» **Goal**: Find all lines in the records that include the word "Minute", and copy them out.

**** Records

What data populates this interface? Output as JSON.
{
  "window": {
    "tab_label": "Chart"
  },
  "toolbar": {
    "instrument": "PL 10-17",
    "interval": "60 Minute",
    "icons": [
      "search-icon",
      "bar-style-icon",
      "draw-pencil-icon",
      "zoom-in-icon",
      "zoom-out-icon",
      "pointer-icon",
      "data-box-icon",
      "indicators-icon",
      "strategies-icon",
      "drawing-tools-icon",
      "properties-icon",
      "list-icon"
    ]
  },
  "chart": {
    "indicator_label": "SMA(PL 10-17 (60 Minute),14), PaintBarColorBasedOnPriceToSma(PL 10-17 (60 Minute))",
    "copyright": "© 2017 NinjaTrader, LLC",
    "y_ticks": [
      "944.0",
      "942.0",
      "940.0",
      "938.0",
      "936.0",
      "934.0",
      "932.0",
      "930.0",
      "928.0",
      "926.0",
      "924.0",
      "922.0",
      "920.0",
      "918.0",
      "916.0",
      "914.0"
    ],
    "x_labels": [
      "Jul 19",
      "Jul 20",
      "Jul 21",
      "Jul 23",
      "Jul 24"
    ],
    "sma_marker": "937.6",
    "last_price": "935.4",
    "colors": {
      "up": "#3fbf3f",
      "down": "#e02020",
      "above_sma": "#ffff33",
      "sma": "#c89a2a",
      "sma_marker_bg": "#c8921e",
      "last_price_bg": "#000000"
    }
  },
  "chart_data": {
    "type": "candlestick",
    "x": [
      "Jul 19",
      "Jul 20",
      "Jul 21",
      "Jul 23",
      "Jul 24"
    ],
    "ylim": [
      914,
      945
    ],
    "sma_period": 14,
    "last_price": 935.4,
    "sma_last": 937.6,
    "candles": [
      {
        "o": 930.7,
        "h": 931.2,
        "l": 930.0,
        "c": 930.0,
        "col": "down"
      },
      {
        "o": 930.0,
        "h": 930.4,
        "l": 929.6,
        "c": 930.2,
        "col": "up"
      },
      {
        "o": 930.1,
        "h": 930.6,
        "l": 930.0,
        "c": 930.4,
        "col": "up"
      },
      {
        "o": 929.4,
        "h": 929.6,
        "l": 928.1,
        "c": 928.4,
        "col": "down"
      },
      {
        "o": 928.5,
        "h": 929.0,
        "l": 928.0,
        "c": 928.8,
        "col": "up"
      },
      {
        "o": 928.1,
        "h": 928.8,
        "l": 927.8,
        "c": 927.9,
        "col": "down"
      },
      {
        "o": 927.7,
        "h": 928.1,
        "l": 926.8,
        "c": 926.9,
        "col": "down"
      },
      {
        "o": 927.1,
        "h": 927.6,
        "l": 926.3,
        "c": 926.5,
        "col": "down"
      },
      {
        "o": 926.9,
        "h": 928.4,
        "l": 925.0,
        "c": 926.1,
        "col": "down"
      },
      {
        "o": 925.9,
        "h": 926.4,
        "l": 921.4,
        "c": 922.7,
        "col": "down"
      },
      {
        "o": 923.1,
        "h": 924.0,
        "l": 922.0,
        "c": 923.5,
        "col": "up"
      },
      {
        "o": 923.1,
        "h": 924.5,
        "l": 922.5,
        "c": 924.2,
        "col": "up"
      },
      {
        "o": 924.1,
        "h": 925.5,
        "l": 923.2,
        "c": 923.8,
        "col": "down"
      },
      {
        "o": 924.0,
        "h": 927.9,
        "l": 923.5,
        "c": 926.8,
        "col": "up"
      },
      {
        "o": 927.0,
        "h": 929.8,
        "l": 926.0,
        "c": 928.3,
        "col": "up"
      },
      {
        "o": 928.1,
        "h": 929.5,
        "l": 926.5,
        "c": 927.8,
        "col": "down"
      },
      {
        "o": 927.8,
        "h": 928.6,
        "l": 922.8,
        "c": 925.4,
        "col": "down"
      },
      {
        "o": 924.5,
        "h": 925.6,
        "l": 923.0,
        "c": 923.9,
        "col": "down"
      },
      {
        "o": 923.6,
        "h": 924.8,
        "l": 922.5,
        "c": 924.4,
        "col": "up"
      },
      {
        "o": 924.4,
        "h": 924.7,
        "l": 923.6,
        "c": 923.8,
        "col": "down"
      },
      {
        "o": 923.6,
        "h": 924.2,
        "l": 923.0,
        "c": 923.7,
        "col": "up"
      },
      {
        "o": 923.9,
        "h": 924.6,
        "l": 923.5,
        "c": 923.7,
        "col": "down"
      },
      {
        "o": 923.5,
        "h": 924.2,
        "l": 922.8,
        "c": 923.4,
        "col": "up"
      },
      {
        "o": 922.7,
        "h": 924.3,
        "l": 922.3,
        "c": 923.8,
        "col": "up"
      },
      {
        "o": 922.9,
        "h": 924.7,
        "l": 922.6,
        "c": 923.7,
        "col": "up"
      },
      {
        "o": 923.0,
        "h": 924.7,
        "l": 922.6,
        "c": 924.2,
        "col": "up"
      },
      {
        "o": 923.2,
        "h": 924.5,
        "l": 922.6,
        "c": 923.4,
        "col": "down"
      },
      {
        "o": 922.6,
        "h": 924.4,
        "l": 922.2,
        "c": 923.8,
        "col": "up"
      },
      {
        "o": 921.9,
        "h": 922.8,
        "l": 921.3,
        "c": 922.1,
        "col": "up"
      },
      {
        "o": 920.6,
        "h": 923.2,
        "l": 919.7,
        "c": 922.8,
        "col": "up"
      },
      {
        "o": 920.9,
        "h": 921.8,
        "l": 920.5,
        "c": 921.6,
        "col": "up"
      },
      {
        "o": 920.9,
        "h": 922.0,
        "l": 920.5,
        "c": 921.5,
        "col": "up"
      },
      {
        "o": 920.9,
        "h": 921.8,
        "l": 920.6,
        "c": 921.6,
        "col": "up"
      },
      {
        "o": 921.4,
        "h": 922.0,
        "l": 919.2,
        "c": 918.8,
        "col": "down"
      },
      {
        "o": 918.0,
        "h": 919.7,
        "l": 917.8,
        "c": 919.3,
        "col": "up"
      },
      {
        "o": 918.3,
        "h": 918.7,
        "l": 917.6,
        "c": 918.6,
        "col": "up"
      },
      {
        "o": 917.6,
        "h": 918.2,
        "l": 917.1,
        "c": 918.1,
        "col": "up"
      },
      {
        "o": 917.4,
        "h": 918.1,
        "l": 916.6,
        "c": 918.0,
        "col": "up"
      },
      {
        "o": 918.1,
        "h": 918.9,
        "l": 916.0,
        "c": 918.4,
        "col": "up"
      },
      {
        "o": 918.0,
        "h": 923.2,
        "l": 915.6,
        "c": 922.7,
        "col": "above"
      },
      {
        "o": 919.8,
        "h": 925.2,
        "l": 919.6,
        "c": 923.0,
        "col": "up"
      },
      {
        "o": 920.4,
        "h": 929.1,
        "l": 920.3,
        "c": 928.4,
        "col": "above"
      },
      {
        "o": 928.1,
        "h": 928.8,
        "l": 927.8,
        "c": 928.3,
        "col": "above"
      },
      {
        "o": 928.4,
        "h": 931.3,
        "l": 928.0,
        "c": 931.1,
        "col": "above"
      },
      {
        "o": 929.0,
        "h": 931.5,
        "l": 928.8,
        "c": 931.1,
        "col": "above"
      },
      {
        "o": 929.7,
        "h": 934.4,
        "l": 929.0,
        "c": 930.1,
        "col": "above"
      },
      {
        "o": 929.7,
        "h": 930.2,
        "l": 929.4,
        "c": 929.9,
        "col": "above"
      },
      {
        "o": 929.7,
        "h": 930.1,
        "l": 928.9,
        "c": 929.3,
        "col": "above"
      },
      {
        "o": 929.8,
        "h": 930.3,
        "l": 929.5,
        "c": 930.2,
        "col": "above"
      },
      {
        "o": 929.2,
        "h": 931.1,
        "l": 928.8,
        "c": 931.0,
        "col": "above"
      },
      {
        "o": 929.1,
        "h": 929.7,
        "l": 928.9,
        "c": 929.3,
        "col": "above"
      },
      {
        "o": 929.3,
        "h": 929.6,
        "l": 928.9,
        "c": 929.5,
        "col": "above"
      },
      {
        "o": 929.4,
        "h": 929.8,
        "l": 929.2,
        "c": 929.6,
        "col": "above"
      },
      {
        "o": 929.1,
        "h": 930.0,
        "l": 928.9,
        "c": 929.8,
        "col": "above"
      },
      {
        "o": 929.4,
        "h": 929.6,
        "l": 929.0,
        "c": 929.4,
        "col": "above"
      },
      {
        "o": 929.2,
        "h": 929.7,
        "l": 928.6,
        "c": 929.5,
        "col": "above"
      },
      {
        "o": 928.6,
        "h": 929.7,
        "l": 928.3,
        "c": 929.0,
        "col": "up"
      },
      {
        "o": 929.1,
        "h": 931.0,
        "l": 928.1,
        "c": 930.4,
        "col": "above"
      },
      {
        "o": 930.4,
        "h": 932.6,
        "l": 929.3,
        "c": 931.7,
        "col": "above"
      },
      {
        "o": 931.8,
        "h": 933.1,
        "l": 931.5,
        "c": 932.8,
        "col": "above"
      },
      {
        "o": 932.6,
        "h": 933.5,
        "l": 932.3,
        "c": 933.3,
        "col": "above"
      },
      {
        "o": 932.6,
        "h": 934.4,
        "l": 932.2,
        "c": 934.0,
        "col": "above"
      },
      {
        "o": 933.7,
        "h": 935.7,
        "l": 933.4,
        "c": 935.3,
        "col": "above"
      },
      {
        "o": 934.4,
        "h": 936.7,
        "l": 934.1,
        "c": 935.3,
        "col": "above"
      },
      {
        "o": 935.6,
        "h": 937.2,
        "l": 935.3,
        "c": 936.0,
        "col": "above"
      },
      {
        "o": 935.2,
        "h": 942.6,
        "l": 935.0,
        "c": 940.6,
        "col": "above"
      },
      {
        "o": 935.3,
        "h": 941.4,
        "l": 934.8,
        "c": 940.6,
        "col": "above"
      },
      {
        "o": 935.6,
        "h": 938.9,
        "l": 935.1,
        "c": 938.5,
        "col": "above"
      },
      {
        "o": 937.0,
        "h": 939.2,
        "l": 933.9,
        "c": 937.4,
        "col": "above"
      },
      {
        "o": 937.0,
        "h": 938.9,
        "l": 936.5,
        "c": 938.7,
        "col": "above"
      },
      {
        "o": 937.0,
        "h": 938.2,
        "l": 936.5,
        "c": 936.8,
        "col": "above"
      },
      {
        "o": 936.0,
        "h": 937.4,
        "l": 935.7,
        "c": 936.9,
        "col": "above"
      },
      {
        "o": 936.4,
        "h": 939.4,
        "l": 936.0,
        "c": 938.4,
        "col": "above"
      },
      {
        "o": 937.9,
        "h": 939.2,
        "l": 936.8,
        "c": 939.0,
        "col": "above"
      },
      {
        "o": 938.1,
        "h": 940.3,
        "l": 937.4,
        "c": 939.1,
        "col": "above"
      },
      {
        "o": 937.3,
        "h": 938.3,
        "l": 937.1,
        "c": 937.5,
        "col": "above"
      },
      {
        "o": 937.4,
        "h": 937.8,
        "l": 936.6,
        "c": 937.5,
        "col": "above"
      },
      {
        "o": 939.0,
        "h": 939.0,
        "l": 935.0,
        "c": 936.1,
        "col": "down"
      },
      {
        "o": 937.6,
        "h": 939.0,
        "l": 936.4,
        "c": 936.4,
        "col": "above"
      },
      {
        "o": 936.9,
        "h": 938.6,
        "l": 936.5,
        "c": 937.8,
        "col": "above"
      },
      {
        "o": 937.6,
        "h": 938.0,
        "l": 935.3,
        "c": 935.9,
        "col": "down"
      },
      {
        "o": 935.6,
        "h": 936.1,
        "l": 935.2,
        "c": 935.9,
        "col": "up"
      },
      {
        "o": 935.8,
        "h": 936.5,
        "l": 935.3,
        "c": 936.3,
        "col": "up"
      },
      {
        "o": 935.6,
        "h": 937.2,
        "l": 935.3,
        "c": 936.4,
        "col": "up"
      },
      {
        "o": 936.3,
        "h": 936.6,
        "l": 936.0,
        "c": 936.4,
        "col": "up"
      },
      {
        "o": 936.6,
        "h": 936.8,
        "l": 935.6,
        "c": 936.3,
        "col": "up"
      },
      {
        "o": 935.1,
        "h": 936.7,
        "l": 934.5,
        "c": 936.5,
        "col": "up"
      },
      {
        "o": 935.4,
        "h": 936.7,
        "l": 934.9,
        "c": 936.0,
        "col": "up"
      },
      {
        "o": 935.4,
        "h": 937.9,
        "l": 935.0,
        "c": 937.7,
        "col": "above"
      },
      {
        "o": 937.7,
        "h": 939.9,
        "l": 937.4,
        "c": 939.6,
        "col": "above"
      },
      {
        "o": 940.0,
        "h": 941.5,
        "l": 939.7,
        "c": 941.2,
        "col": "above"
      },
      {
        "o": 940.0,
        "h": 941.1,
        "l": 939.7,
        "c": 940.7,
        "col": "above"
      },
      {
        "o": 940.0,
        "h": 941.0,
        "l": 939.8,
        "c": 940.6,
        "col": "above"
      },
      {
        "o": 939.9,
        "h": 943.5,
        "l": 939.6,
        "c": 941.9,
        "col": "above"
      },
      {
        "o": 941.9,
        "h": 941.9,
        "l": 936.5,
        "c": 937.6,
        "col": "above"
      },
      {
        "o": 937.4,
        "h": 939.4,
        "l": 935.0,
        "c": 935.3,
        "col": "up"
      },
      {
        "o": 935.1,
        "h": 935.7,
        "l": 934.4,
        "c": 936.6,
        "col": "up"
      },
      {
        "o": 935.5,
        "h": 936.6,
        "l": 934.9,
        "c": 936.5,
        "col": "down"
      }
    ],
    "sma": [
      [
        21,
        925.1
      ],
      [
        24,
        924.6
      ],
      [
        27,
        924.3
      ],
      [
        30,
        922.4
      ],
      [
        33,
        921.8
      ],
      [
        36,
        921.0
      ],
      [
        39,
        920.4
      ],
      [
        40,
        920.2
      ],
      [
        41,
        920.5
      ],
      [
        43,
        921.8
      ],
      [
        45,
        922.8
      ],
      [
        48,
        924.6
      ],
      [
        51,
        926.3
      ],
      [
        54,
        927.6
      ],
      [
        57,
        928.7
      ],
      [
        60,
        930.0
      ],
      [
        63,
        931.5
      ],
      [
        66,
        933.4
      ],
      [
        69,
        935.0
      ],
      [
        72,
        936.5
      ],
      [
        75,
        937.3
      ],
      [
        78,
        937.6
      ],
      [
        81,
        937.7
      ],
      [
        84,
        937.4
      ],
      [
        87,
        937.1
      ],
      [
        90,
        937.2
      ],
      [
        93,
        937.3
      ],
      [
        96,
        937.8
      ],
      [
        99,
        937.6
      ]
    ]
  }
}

********

» **Exercise output**:
    "interval": "60 Minute",
    "indicator_label": "SMA(PL 10-17 (60 Minute),14), PaintBarColorBasedOnPriceToSma(PL 10-17 (60 Minute))",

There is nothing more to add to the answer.